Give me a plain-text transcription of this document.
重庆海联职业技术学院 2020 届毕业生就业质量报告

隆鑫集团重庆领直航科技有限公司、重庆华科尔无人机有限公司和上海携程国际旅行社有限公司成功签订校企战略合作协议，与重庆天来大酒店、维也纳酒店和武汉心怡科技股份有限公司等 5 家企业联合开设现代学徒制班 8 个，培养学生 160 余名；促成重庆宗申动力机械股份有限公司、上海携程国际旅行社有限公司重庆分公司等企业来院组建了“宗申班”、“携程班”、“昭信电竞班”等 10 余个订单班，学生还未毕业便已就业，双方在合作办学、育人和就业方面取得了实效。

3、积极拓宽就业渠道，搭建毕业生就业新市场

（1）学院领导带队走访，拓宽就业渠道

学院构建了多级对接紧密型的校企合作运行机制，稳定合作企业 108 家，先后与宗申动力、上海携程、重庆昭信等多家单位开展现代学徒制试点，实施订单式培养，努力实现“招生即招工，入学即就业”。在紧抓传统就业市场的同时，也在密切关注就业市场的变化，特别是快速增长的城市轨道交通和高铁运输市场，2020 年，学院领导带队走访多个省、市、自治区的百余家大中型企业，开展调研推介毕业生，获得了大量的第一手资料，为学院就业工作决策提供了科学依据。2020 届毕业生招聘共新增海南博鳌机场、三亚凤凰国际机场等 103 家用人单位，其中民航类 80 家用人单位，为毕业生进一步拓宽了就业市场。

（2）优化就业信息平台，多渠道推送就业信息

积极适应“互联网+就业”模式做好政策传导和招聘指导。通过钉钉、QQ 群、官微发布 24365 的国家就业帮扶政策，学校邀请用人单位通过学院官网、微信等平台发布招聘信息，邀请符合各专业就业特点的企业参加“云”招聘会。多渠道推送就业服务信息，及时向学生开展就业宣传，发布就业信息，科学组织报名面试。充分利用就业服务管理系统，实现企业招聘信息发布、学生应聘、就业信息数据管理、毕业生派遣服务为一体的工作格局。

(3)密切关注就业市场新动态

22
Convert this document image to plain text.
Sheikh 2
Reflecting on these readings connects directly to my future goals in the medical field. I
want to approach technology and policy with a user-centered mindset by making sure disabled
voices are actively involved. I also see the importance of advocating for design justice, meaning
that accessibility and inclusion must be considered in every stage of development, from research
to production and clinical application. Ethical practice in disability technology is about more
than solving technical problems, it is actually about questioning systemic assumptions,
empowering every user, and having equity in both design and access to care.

***

Collect each line holding the string "every".

- _EXPECTED OUTPUT_
that accessibility and inclusion must be considered in every stage of development, from research
empowering every user, and having equity in both design and access to care.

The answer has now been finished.